> [What to produce]
Write out every record in full, exactly as written, please.

> [Dataset excerpts]
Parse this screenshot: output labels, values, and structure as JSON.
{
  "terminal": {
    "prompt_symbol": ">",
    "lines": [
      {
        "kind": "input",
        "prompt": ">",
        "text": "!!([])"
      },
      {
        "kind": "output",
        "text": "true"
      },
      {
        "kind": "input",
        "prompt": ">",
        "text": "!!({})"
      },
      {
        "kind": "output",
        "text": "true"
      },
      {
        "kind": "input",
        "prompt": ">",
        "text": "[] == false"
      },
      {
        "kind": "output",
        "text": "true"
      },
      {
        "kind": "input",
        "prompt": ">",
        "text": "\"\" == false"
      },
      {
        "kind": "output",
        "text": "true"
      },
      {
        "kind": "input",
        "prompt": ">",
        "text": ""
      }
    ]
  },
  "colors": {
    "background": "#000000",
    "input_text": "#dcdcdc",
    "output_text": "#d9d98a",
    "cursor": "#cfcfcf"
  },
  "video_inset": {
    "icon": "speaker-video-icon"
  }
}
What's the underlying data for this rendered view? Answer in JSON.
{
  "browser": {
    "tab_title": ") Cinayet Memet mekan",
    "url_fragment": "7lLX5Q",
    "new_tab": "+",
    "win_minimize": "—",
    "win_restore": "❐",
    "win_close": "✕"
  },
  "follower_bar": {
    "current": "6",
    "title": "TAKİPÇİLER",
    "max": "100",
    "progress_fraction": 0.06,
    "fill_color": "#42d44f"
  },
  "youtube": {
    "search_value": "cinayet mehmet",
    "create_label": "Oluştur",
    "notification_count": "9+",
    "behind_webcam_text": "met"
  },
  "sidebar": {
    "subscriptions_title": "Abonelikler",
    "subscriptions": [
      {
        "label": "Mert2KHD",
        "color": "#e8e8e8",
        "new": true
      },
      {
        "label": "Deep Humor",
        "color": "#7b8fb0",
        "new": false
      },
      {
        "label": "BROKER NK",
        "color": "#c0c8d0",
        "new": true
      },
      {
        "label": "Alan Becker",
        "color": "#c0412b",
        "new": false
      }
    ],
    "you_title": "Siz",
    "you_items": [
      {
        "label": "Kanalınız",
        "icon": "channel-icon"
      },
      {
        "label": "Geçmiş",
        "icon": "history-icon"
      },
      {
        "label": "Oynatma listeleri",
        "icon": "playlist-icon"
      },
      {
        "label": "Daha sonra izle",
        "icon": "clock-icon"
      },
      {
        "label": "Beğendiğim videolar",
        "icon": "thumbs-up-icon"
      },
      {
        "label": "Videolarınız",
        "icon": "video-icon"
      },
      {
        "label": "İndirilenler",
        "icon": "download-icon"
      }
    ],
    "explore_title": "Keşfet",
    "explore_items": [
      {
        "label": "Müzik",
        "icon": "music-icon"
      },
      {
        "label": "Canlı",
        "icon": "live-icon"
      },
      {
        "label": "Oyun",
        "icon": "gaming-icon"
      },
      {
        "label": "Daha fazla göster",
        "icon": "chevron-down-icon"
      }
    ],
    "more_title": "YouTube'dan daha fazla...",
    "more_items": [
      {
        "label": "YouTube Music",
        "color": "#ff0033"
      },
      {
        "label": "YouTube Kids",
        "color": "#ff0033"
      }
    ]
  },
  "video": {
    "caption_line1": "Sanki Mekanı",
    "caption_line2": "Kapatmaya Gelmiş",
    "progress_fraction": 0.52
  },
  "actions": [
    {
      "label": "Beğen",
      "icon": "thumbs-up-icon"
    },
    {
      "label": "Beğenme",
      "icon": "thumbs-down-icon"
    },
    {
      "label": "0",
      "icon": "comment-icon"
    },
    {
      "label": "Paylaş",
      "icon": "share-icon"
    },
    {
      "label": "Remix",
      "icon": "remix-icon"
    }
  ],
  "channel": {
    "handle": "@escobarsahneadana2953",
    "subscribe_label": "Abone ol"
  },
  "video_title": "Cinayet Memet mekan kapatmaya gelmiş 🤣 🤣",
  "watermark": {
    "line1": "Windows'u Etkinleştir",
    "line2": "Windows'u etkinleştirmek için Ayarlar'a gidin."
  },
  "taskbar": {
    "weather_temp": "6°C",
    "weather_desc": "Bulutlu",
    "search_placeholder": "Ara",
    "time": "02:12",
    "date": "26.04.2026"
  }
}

> [Solution to this problem]
Parse this screenshot: output labels, values, and structure as JSON.
{
  "terminal": {
    "prompt_symbol": ">",
    "lines": [
      {
        "kind": "input",
        "prompt": ">",
        "text": "!!([])"
      },
      {
        "kind": "output",
        "text": "true"
      },
      {
        "kind": "input",
        "prompt": ">",
        "text": "!!({})"
      },
      {
        "kind": "output",
        "text": "true"
      },
      {
        "kind": "input",
        "prompt": ">",
        "text": "[] == false"
      },
      {
        "kind": "output",
        "text": "true"
      },
      {
        "kind": "input",
        "prompt": ">",
        "text": "\"\" == false"
      },
      {
        "kind": "output",
        "text": "true"
      },
      {
        "kind": "input",
        "prompt": ">",
        "text": ""
      }
    ]
  },
  "colors": {
    "background": "#000000",
    "input_text": "#dcdcdc",
    "output_text": "#d9d98a",
    "cursor": "#cfcfcf"
  },
  "video_inset": {
    "icon": "speaker-video-icon"
  }
}
What's the underlying data for this rendered view? Answer in JSON.
{
  "browser": {
    "tab_title": ") Cinayet Memet mekan",
    "url_fragment": "7lLX5Q",
    "new_tab": "+",
    "win_minimize": "—",
    "win_restore": "❐",
    "win_close": "✕"
  },
  "follower_bar": {
    "current": "6",
    "title": "TAKİPÇİLER",
    "max": "100",
    "progress_fraction": 0.06,
    "fill_color": "#42d44f"
  },
  "youtube": {
    "search_value": "cinayet mehmet",
    "create_label": "Oluştur",
    "notification_count": "9+",
    "behind_webcam_text": "met"
  },
  "sidebar": {
    "subscriptions_title": "Abonelikler",
    "subscriptions": [
      {
        "label": "Mert2KHD",
        "color": "#e8e8e8",
        "new": true
      },
      {
        "label": "Deep Humor",
        "color": "#7b8fb0",
        "new": false
      },
      {
        "label": "BROKER NK",
        "color": "#c0c8d0",
        "new": true
      },
      {
        "label": "Alan Becker",
        "color": "#c0412b",
        "new": false
      }
    ],
    "you_title": "Siz",
    "you_items": [
      {
        "label": "Kanalınız",
        "icon": "channel-icon"
      },
      {
        "label": "Geçmiş",
        "icon": "history-icon"
      },
      {
        "label": "Oynatma listeleri",
        "icon": "playlist-icon"
      },
      {
        "label": "Daha sonra izle",
        "icon": "clock-icon"
      },
      {
        "label": "Beğendiğim videolar",
        "icon": "thumbs-up-icon"
      },
      {
        "label": "Videolarınız",
        "icon": "video-icon"
      },
      {
        "label": "İndirilenler",
        "icon": "download-icon"
      }
    ],
    "explore_title": "Keşfet",
    "explore_items": [
      {
        "label": "Müzik",
        "icon": "music-icon"
      },
      {
        "label": "Canlı",
        "icon": "live-icon"
      },
      {
        "label": "Oyun",
        "icon": "gaming-icon"
      },
      {
        "label": "Daha fazla göster",
        "icon": "chevron-down-icon"
      }
    ],
    "more_title": "YouTube'dan daha fazla...",
    "more_items": [
      {
        "label": "YouTube Music",
        "color": "#ff0033"
      },
      {
        "label": "YouTube Kids",
        "color": "#ff0033"
      }
    ]
  },
  "video": {
    "caption_line1": "Sanki Mekanı",
    "caption_line2": "Kapatmaya Gelmiş",
    "progress_fraction": 0.52
  },
  "actions": [
    {
      "label": "Beğen",
      "icon": "thumbs-up-icon"
    },
    {
      "label": "Beğenme",
      "icon": "thumbs-down-icon"
    },
    {
      "label": "0",
      "icon": "comment-icon"
    },
    {
      "label": "Paylaş",
      "icon": "share-icon"
    },
    {
      "label": "Remix",
      "icon": "remix-icon"
    }
  ],
  "channel": {
    "handle": "@escobarsahneadana2953",
    "subscribe_label": "Abone ol"
  },
  "video_title": "Cinayet Memet mekan kapatmaya gelmiş 🤣 🤣",
  "watermark": {
    "line1": "Windows'u Etkinleştir",
    "line2": "Windows'u etkinleştirmek için Ayarlar'a gidin."
  },
  "taskbar": {
    "weather_temp": "6°C",
    "weather_desc": "Bulutlu",
    "search_placeholder": "Ara",
    "time": "02:12",
    "date": "26.04.2026"
  }
}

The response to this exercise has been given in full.